WHAT IS EXPECTED:
Identify the line that contains "Read out every word on this page." in the material. Output it and every line after it, unchanged, through the end.

[DATA start]

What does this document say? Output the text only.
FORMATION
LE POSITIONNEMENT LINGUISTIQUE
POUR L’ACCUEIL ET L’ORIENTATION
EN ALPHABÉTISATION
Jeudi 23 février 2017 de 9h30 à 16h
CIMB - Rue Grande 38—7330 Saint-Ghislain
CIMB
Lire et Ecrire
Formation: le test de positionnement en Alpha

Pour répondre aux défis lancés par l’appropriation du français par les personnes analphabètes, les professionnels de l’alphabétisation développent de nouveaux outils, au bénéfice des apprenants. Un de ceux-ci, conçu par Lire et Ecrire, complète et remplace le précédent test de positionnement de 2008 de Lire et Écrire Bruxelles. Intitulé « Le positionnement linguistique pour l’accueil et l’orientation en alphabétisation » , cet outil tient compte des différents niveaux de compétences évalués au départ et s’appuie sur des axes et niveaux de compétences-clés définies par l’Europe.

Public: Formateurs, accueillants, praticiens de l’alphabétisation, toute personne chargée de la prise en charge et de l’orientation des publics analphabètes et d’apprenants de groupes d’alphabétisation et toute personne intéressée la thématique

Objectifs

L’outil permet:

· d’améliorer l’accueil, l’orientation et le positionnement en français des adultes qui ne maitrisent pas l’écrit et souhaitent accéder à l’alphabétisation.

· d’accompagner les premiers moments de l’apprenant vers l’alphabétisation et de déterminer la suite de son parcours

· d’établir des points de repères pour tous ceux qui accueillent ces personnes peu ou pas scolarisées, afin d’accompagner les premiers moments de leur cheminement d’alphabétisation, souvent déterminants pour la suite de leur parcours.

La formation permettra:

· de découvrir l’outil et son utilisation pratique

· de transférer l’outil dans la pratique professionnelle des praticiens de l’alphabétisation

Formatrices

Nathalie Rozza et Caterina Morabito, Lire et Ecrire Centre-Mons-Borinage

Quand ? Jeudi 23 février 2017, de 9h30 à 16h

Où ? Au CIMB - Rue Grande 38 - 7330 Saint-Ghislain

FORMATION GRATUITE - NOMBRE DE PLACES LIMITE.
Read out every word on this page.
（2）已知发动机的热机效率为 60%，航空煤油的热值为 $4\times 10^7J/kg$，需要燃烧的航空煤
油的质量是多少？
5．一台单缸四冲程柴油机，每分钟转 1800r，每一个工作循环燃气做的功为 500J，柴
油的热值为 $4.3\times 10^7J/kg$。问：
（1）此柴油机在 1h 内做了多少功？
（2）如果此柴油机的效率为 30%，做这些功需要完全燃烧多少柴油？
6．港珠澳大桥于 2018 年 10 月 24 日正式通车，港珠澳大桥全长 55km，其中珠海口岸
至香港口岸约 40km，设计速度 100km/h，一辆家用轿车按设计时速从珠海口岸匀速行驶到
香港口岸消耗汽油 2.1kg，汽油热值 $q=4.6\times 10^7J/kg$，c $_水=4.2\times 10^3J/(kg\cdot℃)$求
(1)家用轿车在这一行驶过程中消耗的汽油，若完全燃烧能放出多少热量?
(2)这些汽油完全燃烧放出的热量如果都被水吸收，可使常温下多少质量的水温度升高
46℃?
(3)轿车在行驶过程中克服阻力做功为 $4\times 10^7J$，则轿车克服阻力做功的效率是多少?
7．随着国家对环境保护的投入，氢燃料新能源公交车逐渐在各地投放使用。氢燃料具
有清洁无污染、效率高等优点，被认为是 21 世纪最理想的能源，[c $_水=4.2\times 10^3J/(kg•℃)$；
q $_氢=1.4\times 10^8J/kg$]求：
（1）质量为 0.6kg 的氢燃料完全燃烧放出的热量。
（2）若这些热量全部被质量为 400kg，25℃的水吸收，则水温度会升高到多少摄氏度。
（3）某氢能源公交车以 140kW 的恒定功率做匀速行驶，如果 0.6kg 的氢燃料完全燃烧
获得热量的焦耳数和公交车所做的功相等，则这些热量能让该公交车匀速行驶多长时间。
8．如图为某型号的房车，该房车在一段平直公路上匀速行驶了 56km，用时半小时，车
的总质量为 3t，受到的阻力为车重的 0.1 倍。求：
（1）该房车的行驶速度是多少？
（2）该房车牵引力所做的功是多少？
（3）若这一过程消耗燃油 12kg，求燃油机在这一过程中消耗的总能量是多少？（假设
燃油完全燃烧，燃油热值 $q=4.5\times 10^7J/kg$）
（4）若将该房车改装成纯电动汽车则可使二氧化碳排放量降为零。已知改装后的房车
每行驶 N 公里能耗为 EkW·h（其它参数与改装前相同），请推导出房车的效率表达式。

[DATA end]

THE OUTPUT:
Read out every word on this page.
（2）已知发动机的热机效率为 60%，航空煤油的热值为 $4\times 10^7J/kg$，需要燃烧的航空煤
油的质量是多少？
5．一台单缸四冲程柴油机，每分钟转 1800r，每一个工作循环燃气做的功为 500J，柴
油的热值为 $4.3\times 10^7J/kg$。问：
（1）此柴油机在 1h 内做了多少功？
（2）如果此柴油机的效率为 30%，做这些功需要完全燃烧多少柴油？
6．港珠澳大桥于 2018 年 10 月 24 日正式通车，港珠澳大桥全长 55km，其中珠海口岸
至香港口岸约 40km，设计速度 100km/h，一辆家用轿车按设计时速从珠海口岸匀速行驶到
香港口岸消耗汽油 2.1kg，汽油热值 $q=4.6\times 10^7J/kg$，c $_水=4.2\times 10^3J/(kg\cdot℃)$求
(1)家用轿车在这一行驶过程中消耗的汽油，若完全燃烧能放出多少热量?
(2)这些汽油完全燃烧放出的热量如果都被水吸收，可使常温下多少质量的水温度升高
46℃?
(3)轿车在行驶过程中克服阻力做功为 $4\times 10^7J$，则轿车克服阻力做功的效率是多少?
7．随着国家对环境保护的投入，氢燃料新能源公交车逐渐在各地投放使用。氢燃料具
有清洁无污染、效率高等优点，被认为是 21 世纪最理想的能源，[c $_水=4.2\times 10^3J/(kg•℃)$；
q $_氢=1.4\times 10^8J/kg$]求：
（1）质量为 0.6kg 的氢燃料完全燃烧放出的热量。
（2）若这些热量全部被质量为 400kg，25℃的水吸收，则水温度会升高到多少摄氏度。
（3）某氢能源公交车以 140kW 的恒定功率做匀速行驶，如果 0.6kg 的氢燃料完全燃烧
获得热量的焦耳数和公交车所做的功相等，则这些热量能让该公交车匀速行驶多长时间。
8．如图为某型号的房车，该房车在一段平直公路上匀速行驶了 56km，用时半小时，车
的总质量为 3t，受到的阻力为车重的 0.1 倍。求：
（1）该房车的行驶速度是多少？
（2）该房车牵引力所做的功是多少？
（3）若这一过程消耗燃油 12kg，求燃油机在这一过程中消耗的总能量是多少？（假设
燃油完全燃烧，燃油热值 $q=4.5\times 10^7J/kg$）
（4）若将该房车改装成纯电动汽车则可使二氧化碳排放量降为零。已知改装后的房车
每行驶 N 公里能耗为 EkW·h（其它参数与改装前相同），请推导出房车的效率表达式。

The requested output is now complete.